§ ИСХОДНЫЙ ТЕКСТ
++++++++
Дорота Масловска: «Мы жертвы нашей истории»

Это интервью родилось в результате двух разговоров, которые «Театр.» вел с Доротой Масловской, вероятно, самым важным драматургом современной польской сцены, во время ее визита в Москву. Поездка носила ознакомительный характер — Масловска приезжала, чтобы обсудить свое участие в большом фестивале «Польский театр в Москве». В ходе разговоров писательница сформулировала, почему трудно быть драматургом вообще и польским драматургом в особенности.

Дороту Масловску в польскую драматургию принесла в подоле польская проза.

В начале 2000-х двадцатилетняя писательница прославилась «Польско-русской войной под красно-белым флагом» — небольшой и очень причудливой повестью о молодежи с самого наркомано-гопнического дна, написанной языком самих ее героев. В книге реальные события были перемешаны с фенаминовым бредом одного из главных персонажей — причем граница между его параноидальными мыслями о всеобщей мобилизации жителей небольшого городка перед лицом неких подступающих «русских» и реальной, в серо-черных тонах решенной действительностью была столь же условна и не маркирована, как граница между странами Шенгена.

Произведение получило в Польше несколько литературных премий (среди которых была престижная награда «Паспорт» журнала «Политика») и номинацию на польский аналог «Букера» — премию Nike. В России благодаря названию книга зацепила издателей, а за ними и покупателей. Масловску стали называть «польской Ириной Денежкиной» и сравнивать с певцом гоп-культуры Владимиром Козловым. Однако уже следующий шаг поставил ее выше этих сравнений. Роман «Королевский павлин» представил дальнейшую одиссею Масловской в открытый ею понятийно-образный мир молодого польского маргинала, но был решен в совершенно невероятной стилистике — от начала до конца написан ритмическим письмом. Выход книги пришелся на расцвет специфического польского хип-хопа — в момент появления «Павлина» на прилавках прототипы героев «Польско-русской войны» вовсю читали рэп в обшарпанных дворах малых городов Польши. С одной стороны, проза Масловской за счет привнесения ритмического начала стала более сценичной, с другой — абсолютно непереводимой: поди-ка воссоздай грув польского языка с его ударением на предпоследний слог, да еще воспроизведя реалии дворовой гопоты-бедноты, да еще вперемежку со вторгающимися в них рекламными слоганами. «Павлин» стал лауреатом премии Nike в 2006 году. Книгу перевели на немецкий и русский. Правда, в нашей стране она не выходила ни в книжном, ни в журнальном варианте; отрывок из перевода публиковал выходящий по-русски журнал «Новая Польша».
++++++++
§ ИСХОДНЫЕ ДАННЫЕ
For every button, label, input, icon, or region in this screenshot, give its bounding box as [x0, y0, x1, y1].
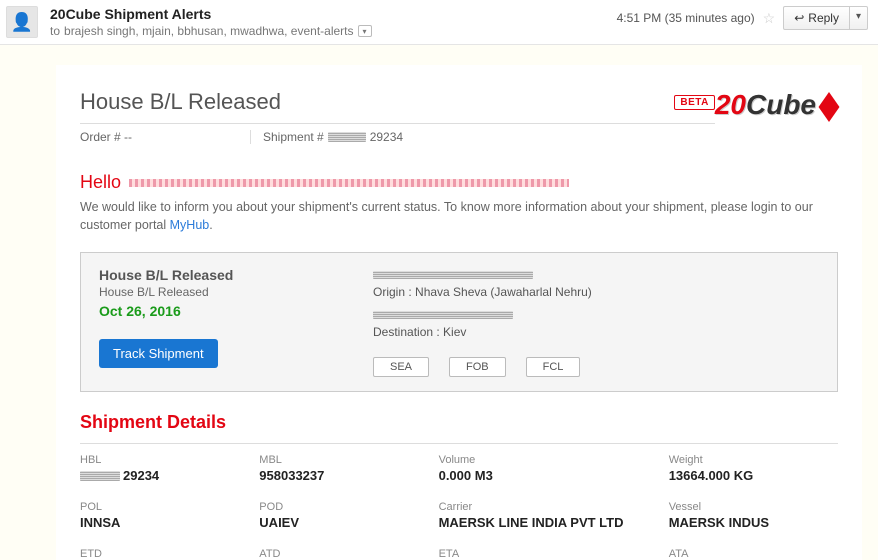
++++++++
§ ЧТО СДЕЛАТЬ
Подхвати текст о Дороте Масловской сразу после его последнего предложения и напиши продолжение.

§ РЕЗУЛЬТАТ
При этом дело не ограничивалось одной лишь новизной формы, необычным социальным ракурсом или языковым радикализмом. Все эти черты были лишь базой, на которой вырос совершенно новый взгляд на доминанты коллективного польского сознания, на «польскость» — неуклюже звучащее по-русски, но уже блестящее от частого употребления в самой Польше понятие. Язык книг Масловской сочетал в себе разговорную речь на грани вульгарщины с языком телереклам и политических заявлений. Но более того — тексты Масловской обладали удивительной оптикой: чуткий к речевому шуму улицы и телевизора автор демонстрировал удивительно зоркий взгляд на национальную действительность — такой обычно встретишь у того, кто приехал из-за границы и не успел принять обстоятельства чужого быта как свои.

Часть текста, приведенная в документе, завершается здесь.